What the task asks:
Return every line of the records below verbatim, with no pictures in the copy.

Input records:
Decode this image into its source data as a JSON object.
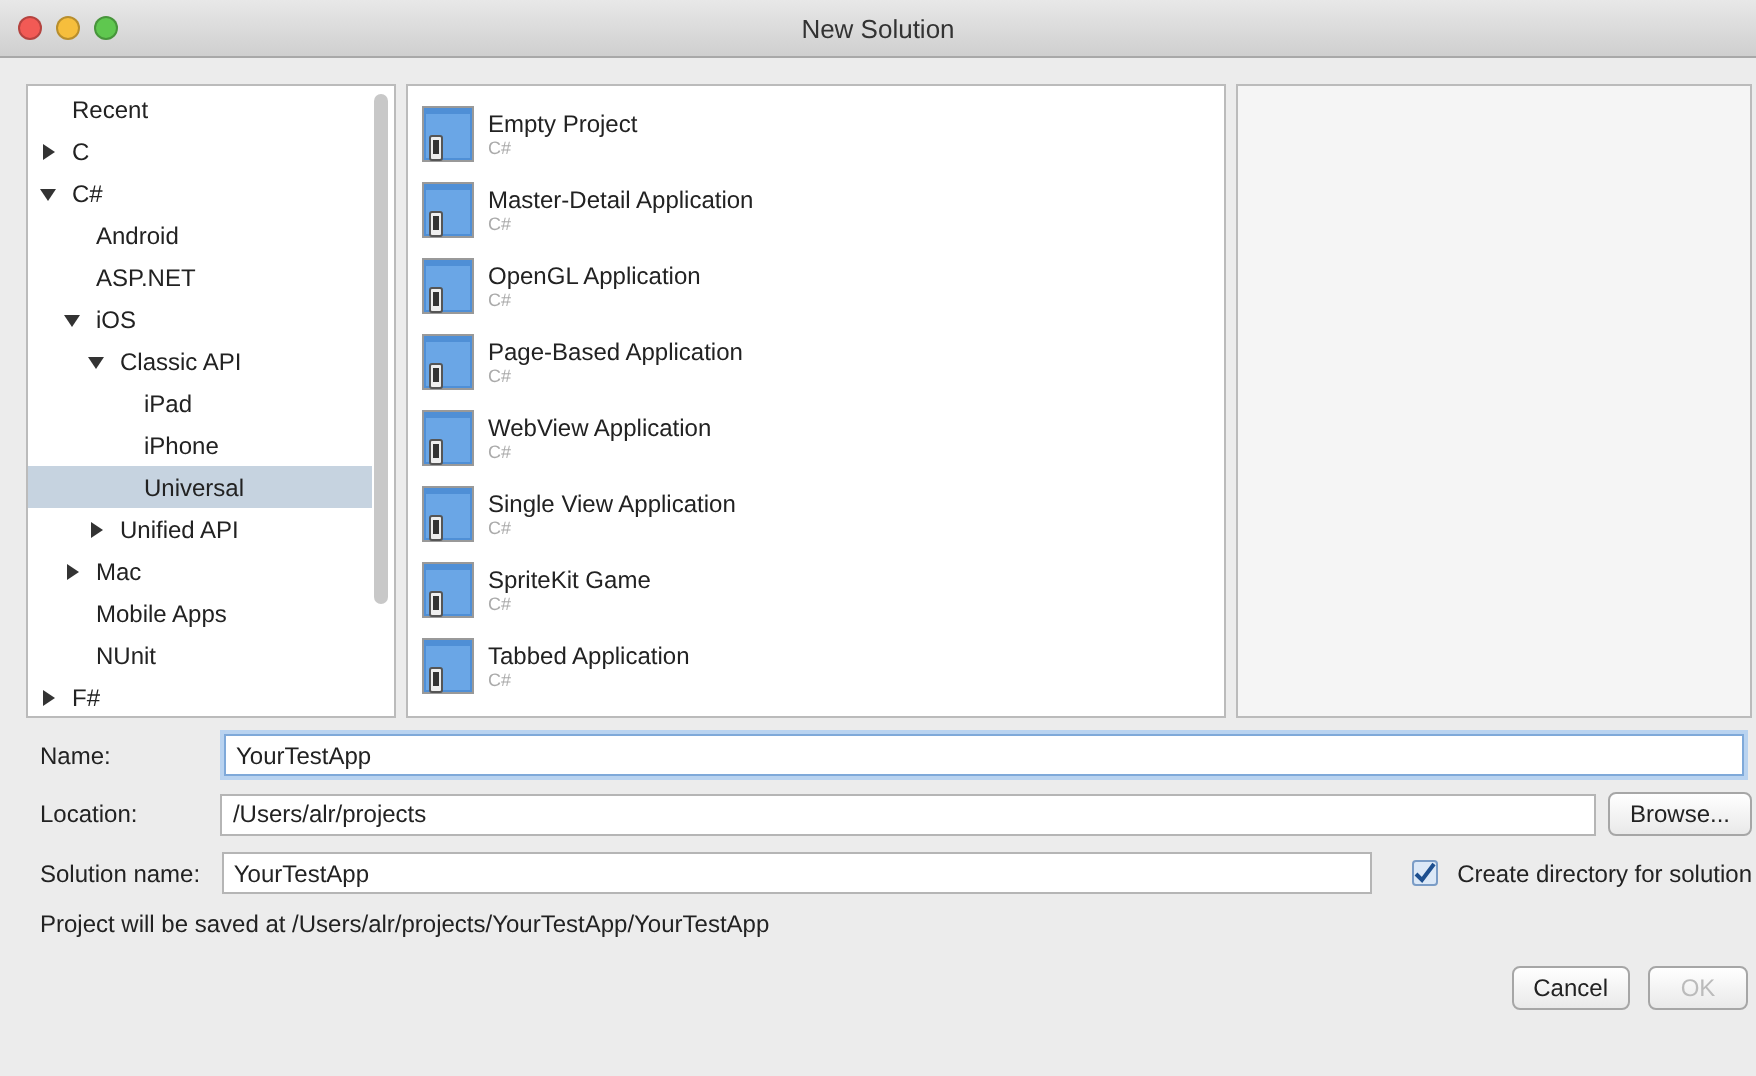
{
  "window": {
    "title": "New Solution"
  },
  "categories": [
    {
      "label": "Recent",
      "selected": false
    },
    {
      "label": "C",
      "selected": false,
      "expanded": false
    },
    {
      "label": "C#",
      "selected": false,
      "expanded": true,
      "children": [
        {
          "label": "Android",
          "selected": false
        },
        {
          "label": "ASP.NET",
          "selected": false
        },
        {
          "label": "iOS",
          "selected": false,
          "expanded": true,
          "children": [
            {
              "label": "Classic API",
              "selected": false,
              "expanded": true,
              "children": [
                {
                  "label": "iPad",
                  "selected": false
                },
                {
                  "label": "iPhone",
                  "selected": false
                },
                {
                  "label": "Universal",
                  "selected": true
                }
              ]
            },
            {
              "label": "Unified API",
              "selected": false,
              "expanded": false
            }
          ]
        },
        {
          "label": "Mac",
          "selected": false,
          "expanded": false
        },
        {
          "label": "Mobile Apps",
          "selected": false
        },
        {
          "label": "NUnit",
          "selected": false
        }
      ]
    },
    {
      "label": "F#",
      "selected": false,
      "expanded": false
    }
  ],
  "templates": [
    {
      "name": "Empty Project",
      "language": "C#",
      "selected": false
    },
    {
      "name": "Master-Detail Application",
      "language": "C#",
      "selected": false
    },
    {
      "name": "OpenGL Application",
      "language": "C#",
      "selected": false
    },
    {
      "name": "Page-Based Application",
      "language": "C#",
      "selected": false
    },
    {
      "name": "WebView Application",
      "language": "C#",
      "selected": false
    },
    {
      "name": "Single View Application",
      "language": "C#",
      "selected": false
    },
    {
      "name": "SpriteKit Game",
      "language": "C#",
      "selected": false
    },
    {
      "name": "Tabbed Application",
      "language": "C#",
      "selected": false
    }
  ],
  "form": {
    "name_label": "Name:",
    "name_value": "YourTestApp",
    "location_label": "Location:",
    "location_value": "/Users/alr/projects",
    "browse_button": "Browse...",
    "solution_label": "Solution name:",
    "solution_value": "YourTestApp",
    "create_directory": {
      "label": "Create directory for solution",
      "checked": true
    },
    "save_path": "Project will be saved at /Users/alr/projects/YourTestApp/YourTestApp"
  },
  "buttons": [
    {
      "label": "Cancel",
      "disabled": false
    },
    {
      "label": "OK",
      "disabled": true
    }
  ]
}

Written answer:
Decode this image into its source data as a JSON object.
{
  "window": {
    "title": "New Solution"
  },
  "categories": [
    {
      "label": "Recent",
      "selected": false
    },
    {
      "label": "C",
      "selected": false,
      "expanded": false
    },
    {
      "label": "C#",
      "selected": false,
      "expanded": true,
      "children": [
        {
          "label": "Android",
          "selected": false
        },
        {
          "label": "ASP.NET",
          "selected": false
        },
        {
          "label": "iOS",
          "selected": false,
          "expanded": true,
          "children": [
            {
              "label": "Classic API",
              "selected": false,
              "expanded": true,
              "children": [
                {
                  "label": "iPad",
                  "selected": false
                },
                {
                  "label": "iPhone",
                  "selected": false
                },
                {
                  "label": "Universal",
                  "selected": true
                }
              ]
            },
            {
              "label": "Unified API",
              "selected": false,
              "expanded": false
            }
          ]
        },
        {
          "label": "Mac",
          "selected": false,
          "expanded": false
        },
        {
          "label": "Mobile Apps",
          "selected": false
        },
        {
          "label": "NUnit",
          "selected": false
        }
      ]
    },
    {
      "label": "F#",
      "selected": false,
      "expanded": false
    }
  ],
  "templates": [
    {
      "name": "Empty Project",
      "language": "C#",
      "selected": false
    },
    {
      "name": "Master-Detail Application",
      "language": "C#",
      "selected": false
    },
    {
      "name": "OpenGL Application",
      "language": "C#",
      "selected": false
    },
    {
      "name": "Page-Based Application",
      "language": "C#",
      "selected": false
    },
    {
      "name": "WebView Application",
      "language": "C#",
      "selected": false
    },
    {
      "name": "Single View Application",
      "language": "C#",
      "selected": false
    },
    {
      "name": "SpriteKit Game",
      "language": "C#",
      "selected": false
    },
    {
      "name": "Tabbed Application",
      "language": "C#",
      "selected": false
    }
  ],
  "form": {
    "name_label": "Name:",
    "name_value": "YourTestApp",
    "location_label": "Location:",
    "location_value": "/Users/alr/projects",
    "browse_button": "Browse...",
    "solution_label": "Solution name:",
    "solution_value": "YourTestApp",
    "create_directory": {
      "label": "Create directory for solution",
      "checked": true
    },
    "save_path": "Project will be saved at /Users/alr/projects/YourTestApp/YourTestApp"
  },
  "buttons": [
    {
      "label": "Cancel",
      "disabled": false
    },
    {
      "label": "OK",
      "disabled": true
    }
  ]
}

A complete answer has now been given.